#### Problem details:
Collect each line of the records containing the string "Agent".

#### Task input:
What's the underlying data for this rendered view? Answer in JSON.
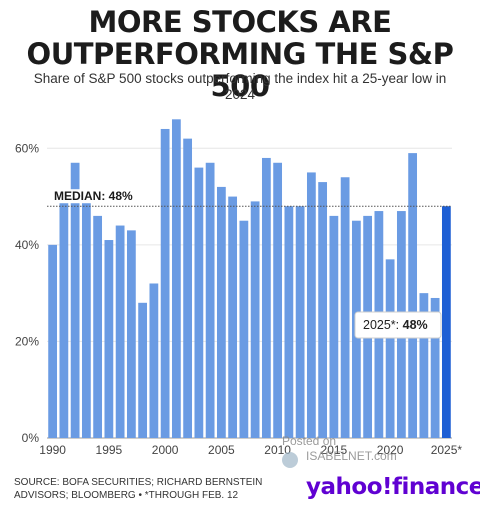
{
  "header": {
    "title_line1": "MORE STOCKS ARE",
    "title_line2": "OUTPERFORMING THE S&P 500",
    "subtitle": "Share of S&P 500 stocks outperforming the index hit a 25-year low in 2024"
  },
  "chart_data": {
    "type": "bar",
    "title": "",
    "xlabel": "",
    "ylabel": "",
    "ylim": [
      0,
      70
    ],
    "y_ticks": [
      "0%",
      "20%",
      "40%",
      "60%"
    ],
    "y_tick_values": [
      0,
      20,
      40,
      60
    ],
    "x_tick_labels": [
      "1990",
      "1995",
      "2000",
      "2005",
      "2010",
      "2015",
      "2020",
      "2025*"
    ],
    "categories": [
      "1990",
      "1991",
      "1992",
      "1993",
      "1994",
      "1995",
      "1996",
      "1997",
      "1998",
      "1999",
      "2000",
      "2001",
      "2002",
      "2003",
      "2004",
      "2005",
      "2006",
      "2007",
      "2008",
      "2009",
      "2010",
      "2011",
      "2012",
      "2013",
      "2014",
      "2015",
      "2016",
      "2017",
      "2018",
      "2019",
      "2020",
      "2021",
      "2022",
      "2023",
      "2024",
      "2025*"
    ],
    "values": [
      40,
      49,
      57,
      49,
      46,
      41,
      44,
      43,
      28,
      32,
      64,
      66,
      62,
      56,
      57,
      52,
      50,
      45,
      49,
      58,
      57,
      48,
      48,
      55,
      53,
      46,
      54,
      45,
      46,
      47,
      37,
      47,
      59,
      30,
      29,
      48
    ],
    "highlight_index": 35,
    "median": 48,
    "median_label": "MEDIAN: 48%",
    "callout_label": "2025*: ",
    "callout_value": "48%",
    "grid": true,
    "colors": {
      "bar": "#6a9be3",
      "highlight": "#1e5fd4",
      "median_line": "#555555",
      "grid": "#e6e6e6"
    }
  },
  "footer": {
    "source_line1": "SOURCE: BOFA SECURITIES; RICHARD BERNSTEIN",
    "source_line2": "ADVISORS; BLOOMBERG • *THROUGH FEB. 12",
    "logo": "yahoo!finance"
  },
  "watermark": {
    "label": "Posted on",
    "site": "ISABELNET.com"
  }
}
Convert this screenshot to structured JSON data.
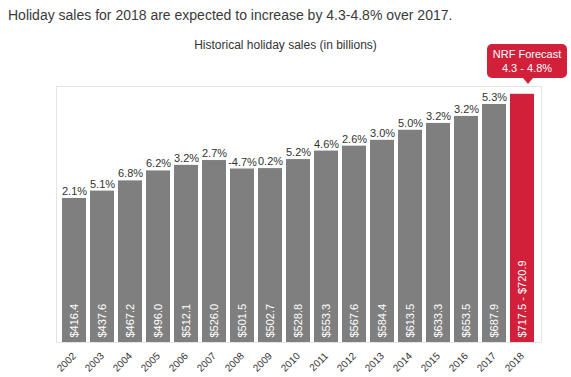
{
  "chart_data": {
    "type": "bar",
    "title": "Holiday sales for 2018 are expected to increase by 4.3-4.8% over 2017.",
    "subtitle": "Historical holiday sales (in billions)",
    "categories": [
      "2002",
      "2003",
      "2004",
      "2005",
      "2006",
      "2007",
      "2008",
      "2009",
      "2010",
      "2011",
      "2012",
      "2013",
      "2014",
      "2015",
      "2016",
      "2017",
      "2018"
    ],
    "values": [
      416.4,
      437.6,
      467.2,
      496.0,
      512.1,
      526.0,
      501.5,
      502.7,
      528.8,
      553.3,
      567.6,
      584.4,
      613.5,
      633.3,
      653.5,
      687.9,
      717.5
    ],
    "value_labels": [
      "$416.4",
      "$437.6",
      "$467.2",
      "$496.0",
      "$512.1",
      "$526.0",
      "$501.5",
      "$502.7",
      "$528.8",
      "$553.3",
      "$567.6",
      "$584.4",
      "$613.5",
      "$633.3",
      "$653.5",
      "$687.9",
      "$717.5 - $720.9"
    ],
    "growth": [
      2.1,
      5.1,
      6.8,
      6.2,
      3.2,
      2.7,
      -4.7,
      0.2,
      5.2,
      4.6,
      2.6,
      3.0,
      5.0,
      3.2,
      3.2,
      5.3,
      null
    ],
    "growth_labels": [
      "2.1%",
      "5.1%",
      "6.8%",
      "6.2%",
      "3.2%",
      "2.7%",
      "-4.7%",
      "0.2%",
      "5.2%",
      "4.6%",
      "2.6%",
      "3.0%",
      "5.0%",
      "3.2%",
      "3.2%",
      "5.3%",
      null
    ],
    "colors": [
      "#7f7f7f",
      "#7f7f7f",
      "#7f7f7f",
      "#7f7f7f",
      "#7f7f7f",
      "#7f7f7f",
      "#7f7f7f",
      "#7f7f7f",
      "#7f7f7f",
      "#7f7f7f",
      "#7f7f7f",
      "#7f7f7f",
      "#7f7f7f",
      "#7f7f7f",
      "#7f7f7f",
      "#7f7f7f",
      "#d2203b"
    ],
    "annotations": [
      "NRF Forecast",
      "4.3 - 4.8%"
    ],
    "ylim": [
      0,
      740
    ],
    "yticks": [],
    "grid": false,
    "data_labels": true,
    "tick_labels": "x"
  }
}
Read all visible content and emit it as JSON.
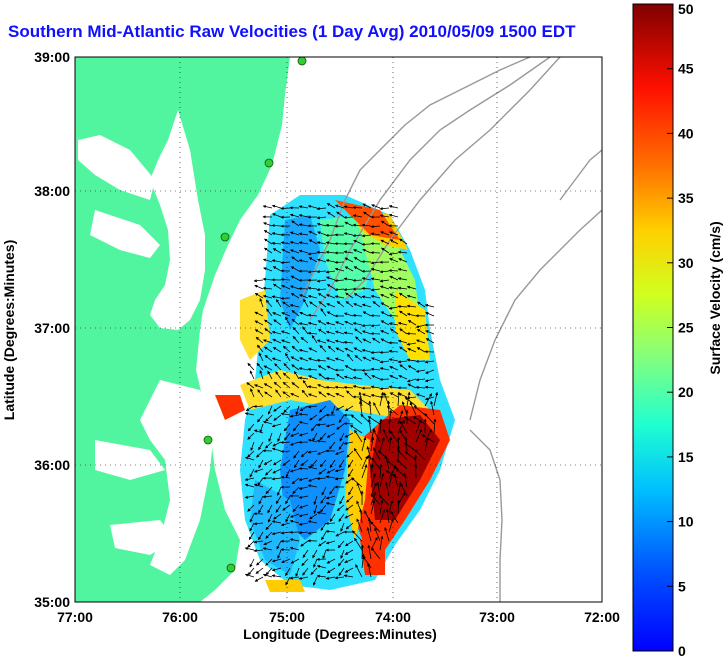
{
  "title": "Southern Mid-Atlantic Raw Velocities (1 Day Avg) 2010/05/09 1500 EDT",
  "x_axis": {
    "label": "Longitude (Degrees:Minutes)",
    "ticks": [
      "77:00",
      "76:00",
      "75:00",
      "74:00",
      "73:00",
      "72:00"
    ]
  },
  "y_axis": {
    "label": "Latitude (Degrees:Minutes)",
    "ticks": [
      "39:00",
      "38:00",
      "37:00",
      "36:00",
      "35:00"
    ]
  },
  "colorbar": {
    "label": "Surface Velocity (cm/s)",
    "ticks": [
      "50",
      "45",
      "40",
      "35",
      "30",
      "25",
      "20",
      "15",
      "10",
      "5",
      "0"
    ],
    "min": 0,
    "max": 50,
    "colormap": "jet"
  },
  "colors": {
    "land": "#52f59f",
    "title": "#1010ff",
    "grid": "#000000",
    "bathymetry": "#999999",
    "station": "#33cc33"
  }
}
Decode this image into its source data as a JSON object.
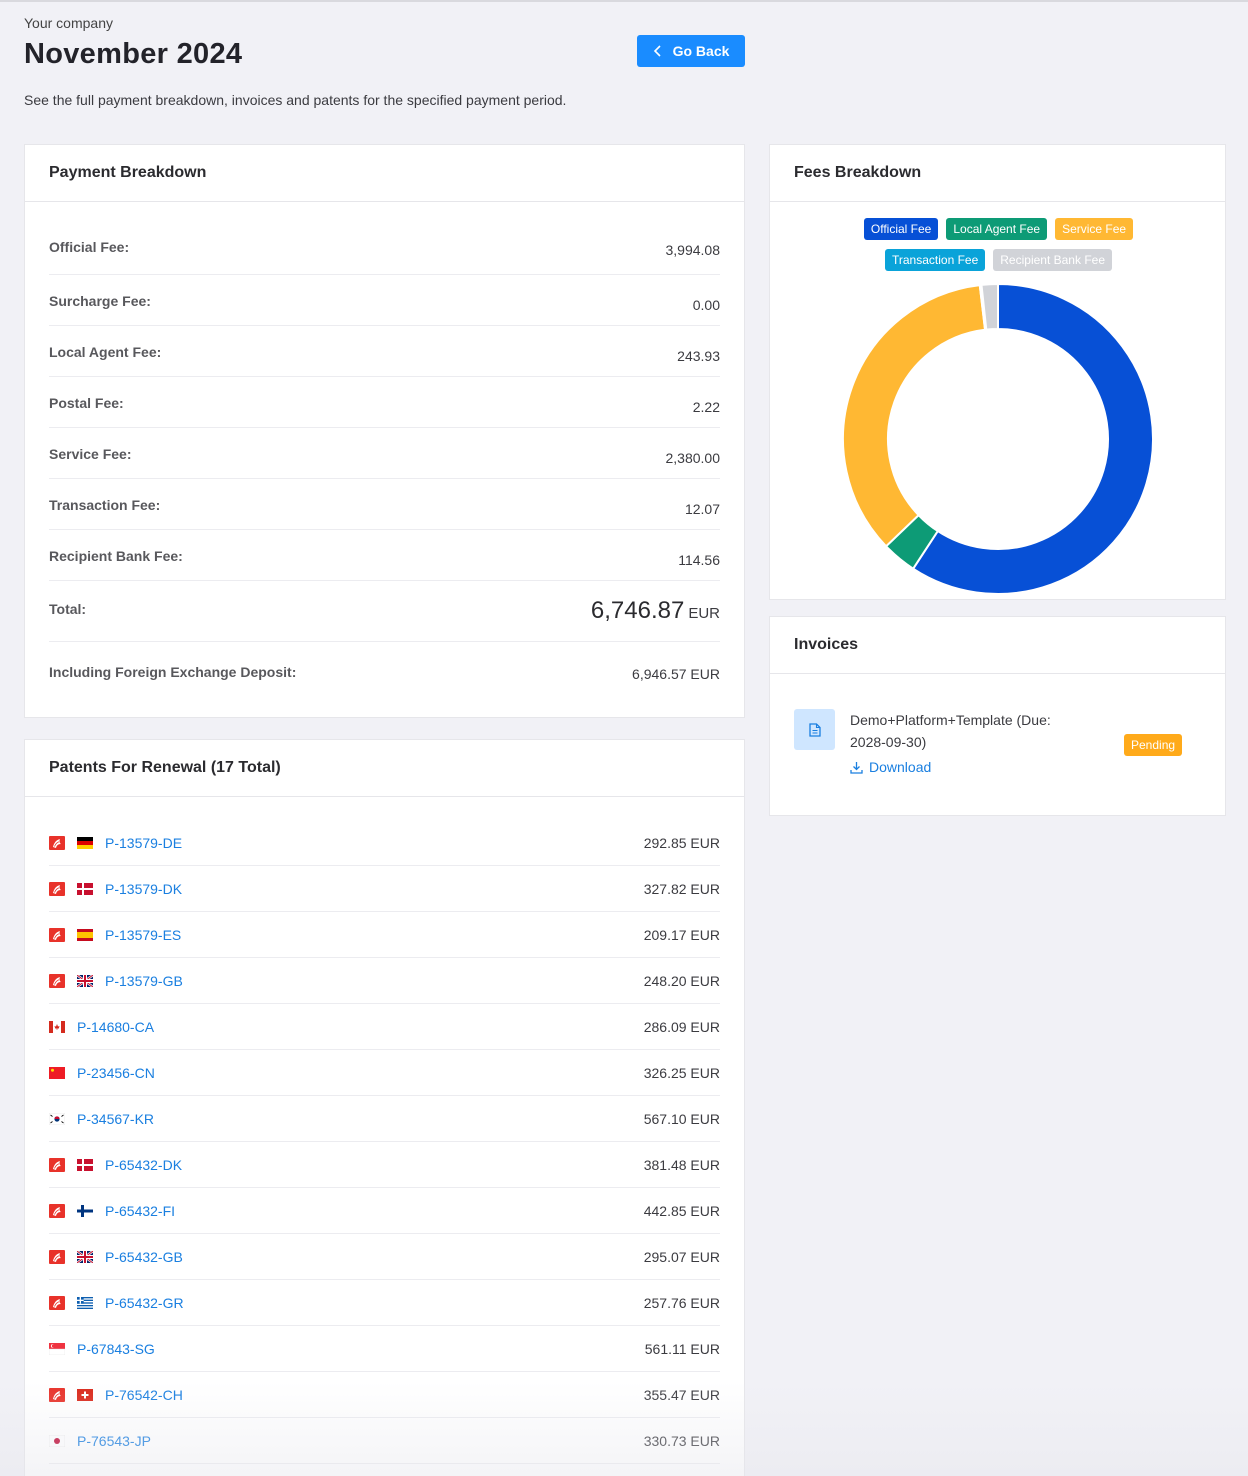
{
  "header": {
    "company": "Your company",
    "title": "November 2024",
    "subtitle": "See the full payment breakdown, invoices and patents for the specified payment period.",
    "go_back_label": "Go Back"
  },
  "payment_breakdown": {
    "title": "Payment Breakdown",
    "rows": [
      {
        "label": "Official Fee:",
        "value": "3,994.08"
      },
      {
        "label": "Surcharge Fee:",
        "value": "0.00"
      },
      {
        "label": "Local Agent Fee:",
        "value": "243.93"
      },
      {
        "label": "Postal Fee:",
        "value": "2.22"
      },
      {
        "label": "Service Fee:",
        "value": "2,380.00"
      },
      {
        "label": "Transaction Fee:",
        "value": "12.07"
      },
      {
        "label": "Recipient Bank Fee:",
        "value": "114.56"
      }
    ],
    "total_label": "Total:",
    "total_amount": "6,746.87",
    "total_currency": "EUR",
    "fx_label": "Including Foreign Exchange Deposit:",
    "fx_value": "6,946.57 EUR"
  },
  "fees_breakdown": {
    "title": "Fees Breakdown"
  },
  "chart_data": {
    "type": "pie",
    "title": "",
    "legend_placement": "top",
    "categories": [
      "Official Fee",
      "Local Agent Fee",
      "Service Fee",
      "Transaction Fee",
      "Recipient Bank Fee"
    ],
    "values": [
      3994.08,
      243.93,
      2380.0,
      12.07,
      114.56
    ],
    "colors": [
      "#0750d6",
      "#0d9b76",
      "#ffb833",
      "#0aa3d9",
      "#d1d3d8"
    ]
  },
  "invoices": {
    "title": "Invoices",
    "items": [
      {
        "name": "Demo+Platform+Template (Due: 2028-09-30)",
        "download_label": "Download",
        "status": "Pending"
      }
    ]
  },
  "patents": {
    "title": "Patents For Renewal (17 Total)",
    "items": [
      {
        "id": "P-13579-DE",
        "amount": "292.85 EUR",
        "ep": true,
        "flag": "de-flag-icon"
      },
      {
        "id": "P-13579-DK",
        "amount": "327.82 EUR",
        "ep": true,
        "flag": "dk-flag-icon"
      },
      {
        "id": "P-13579-ES",
        "amount": "209.17 EUR",
        "ep": true,
        "flag": "es-flag-icon"
      },
      {
        "id": "P-13579-GB",
        "amount": "248.20 EUR",
        "ep": true,
        "flag": "gb-flag-icon"
      },
      {
        "id": "P-14680-CA",
        "amount": "286.09 EUR",
        "ep": false,
        "flag": "ca-flag-icon"
      },
      {
        "id": "P-23456-CN",
        "amount": "326.25 EUR",
        "ep": false,
        "flag": "cn-flag-icon"
      },
      {
        "id": "P-34567-KR",
        "amount": "567.10 EUR",
        "ep": false,
        "flag": "kr-flag-icon"
      },
      {
        "id": "P-65432-DK",
        "amount": "381.48 EUR",
        "ep": true,
        "flag": "dk-flag-icon"
      },
      {
        "id": "P-65432-FI",
        "amount": "442.85 EUR",
        "ep": true,
        "flag": "fi-flag-icon"
      },
      {
        "id": "P-65432-GB",
        "amount": "295.07 EUR",
        "ep": true,
        "flag": "gb-flag-icon"
      },
      {
        "id": "P-65432-GR",
        "amount": "257.76 EUR",
        "ep": true,
        "flag": "gr-flag-icon"
      },
      {
        "id": "P-67843-SG",
        "amount": "561.11 EUR",
        "ep": false,
        "flag": "sg-flag-icon"
      },
      {
        "id": "P-76542-CH",
        "amount": "355.47 EUR",
        "ep": true,
        "flag": "ch-flag-icon"
      },
      {
        "id": "P-76543-JP",
        "amount": "330.73 EUR",
        "ep": false,
        "flag": "jp-flag-icon"
      }
    ]
  }
}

#### Result of this task:
        "label": "Local Agent Fee:",
      "Local Agent Fee",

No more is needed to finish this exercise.